> [EXERCISE REQUIREMENTS]:
Repeat the material exactly, leaving nothing out.

> [RECORDS SUPPLIED]:
-*-
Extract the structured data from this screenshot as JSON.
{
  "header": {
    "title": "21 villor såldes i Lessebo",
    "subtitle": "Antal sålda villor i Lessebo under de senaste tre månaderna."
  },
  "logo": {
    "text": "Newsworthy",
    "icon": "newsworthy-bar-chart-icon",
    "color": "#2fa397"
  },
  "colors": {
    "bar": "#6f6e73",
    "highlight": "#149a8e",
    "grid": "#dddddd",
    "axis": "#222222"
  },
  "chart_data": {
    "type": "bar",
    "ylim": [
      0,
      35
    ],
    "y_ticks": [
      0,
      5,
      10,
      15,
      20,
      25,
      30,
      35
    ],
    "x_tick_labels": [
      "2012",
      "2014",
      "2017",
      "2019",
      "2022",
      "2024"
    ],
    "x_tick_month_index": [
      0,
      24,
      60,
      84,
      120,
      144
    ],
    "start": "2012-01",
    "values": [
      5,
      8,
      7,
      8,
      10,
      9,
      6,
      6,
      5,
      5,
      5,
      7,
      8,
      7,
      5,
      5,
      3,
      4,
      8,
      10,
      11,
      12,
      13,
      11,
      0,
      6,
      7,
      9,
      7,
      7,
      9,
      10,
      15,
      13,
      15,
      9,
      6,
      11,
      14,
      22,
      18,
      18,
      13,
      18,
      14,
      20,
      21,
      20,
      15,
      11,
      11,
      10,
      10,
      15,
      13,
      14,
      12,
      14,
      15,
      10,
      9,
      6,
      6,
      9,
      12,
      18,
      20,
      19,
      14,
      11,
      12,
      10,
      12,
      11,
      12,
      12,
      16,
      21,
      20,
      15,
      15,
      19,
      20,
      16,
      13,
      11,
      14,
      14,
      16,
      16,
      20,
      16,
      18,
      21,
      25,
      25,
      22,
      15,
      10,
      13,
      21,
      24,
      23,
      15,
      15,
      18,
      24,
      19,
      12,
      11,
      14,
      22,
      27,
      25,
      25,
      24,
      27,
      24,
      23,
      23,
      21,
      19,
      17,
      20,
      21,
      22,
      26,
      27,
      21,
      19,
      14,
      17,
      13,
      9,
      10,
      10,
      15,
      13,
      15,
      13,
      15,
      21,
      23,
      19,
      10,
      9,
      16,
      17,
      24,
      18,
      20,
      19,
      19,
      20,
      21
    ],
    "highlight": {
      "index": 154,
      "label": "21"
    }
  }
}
-*-
> [CORRECT OUTPUT]:
Extract the structured data from this screenshot as JSON.
{
  "header": {
    "title": "21 villor såldes i Lessebo",
    "subtitle": "Antal sålda villor i Lessebo under de senaste tre månaderna."
  },
  "logo": {
    "text": "Newsworthy",
    "icon": "newsworthy-bar-chart-icon",
    "color": "#2fa397"
  },
  "colors": {
    "bar": "#6f6e73",
    "highlight": "#149a8e",
    "grid": "#dddddd",
    "axis": "#222222"
  },
  "chart_data": {
    "type": "bar",
    "ylim": [
      0,
      35
    ],
    "y_ticks": [
      0,
      5,
      10,
      15,
      20,
      25,
      30,
      35
    ],
    "x_tick_labels": [
      "2012",
      "2014",
      "2017",
      "2019",
      "2022",
      "2024"
    ],
    "x_tick_month_index": [
      0,
      24,
      60,
      84,
      120,
      144
    ],
    "start": "2012-01",
    "values": [
      5,
      8,
      7,
      8,
      10,
      9,
      6,
      6,
      5,
      5,
      5,
      7,
      8,
      7,
      5,
      5,
      3,
      4,
      8,
      10,
      11,
      12,
      13,
      11,
      0,
      6,
      7,
      9,
      7,
      7,
      9,
      10,
      15,
      13,
      15,
      9,
      6,
      11,
      14,
      22,
      18,
      18,
      13,
      18,
      14,
      20,
      21,
      20,
      15,
      11,
      11,
      10,
      10,
      15,
      13,
      14,
      12,
      14,
      15,
      10,
      9,
      6,
      6,
      9,
      12,
      18,
      20,
      19,
      14,
      11,
      12,
      10,
      12,
      11,
      12,
      12,
      16,
      21,
      20,
      15,
      15,
      19,
      20,
      16,
      13,
      11,
      14,
      14,
      16,
      16,
      20,
      16,
      18,
      21,
      25,
      25,
      22,
      15,
      10,
      13,
      21,
      24,
      23,
      15,
      15,
      18,
      24,
      19,
      12,
      11,
      14,
      22,
      27,
      25,
      25,
      24,
      27,
      24,
      23,
      23,
      21,
      19,
      17,
      20,
      21,
      22,
      26,
      27,
      21,
      19,
      14,
      17,
      13,
      9,
      10,
      10,
      15,
      13,
      15,
      13,
      15,
      21,
      23,
      19,
      10,
      9,
      16,
      17,
      24,
      18,
      20,
      19,
      19,
      20,
      21
    ],
    "highlight": {
      "index": 154,
      "label": "21"
    }
  }
}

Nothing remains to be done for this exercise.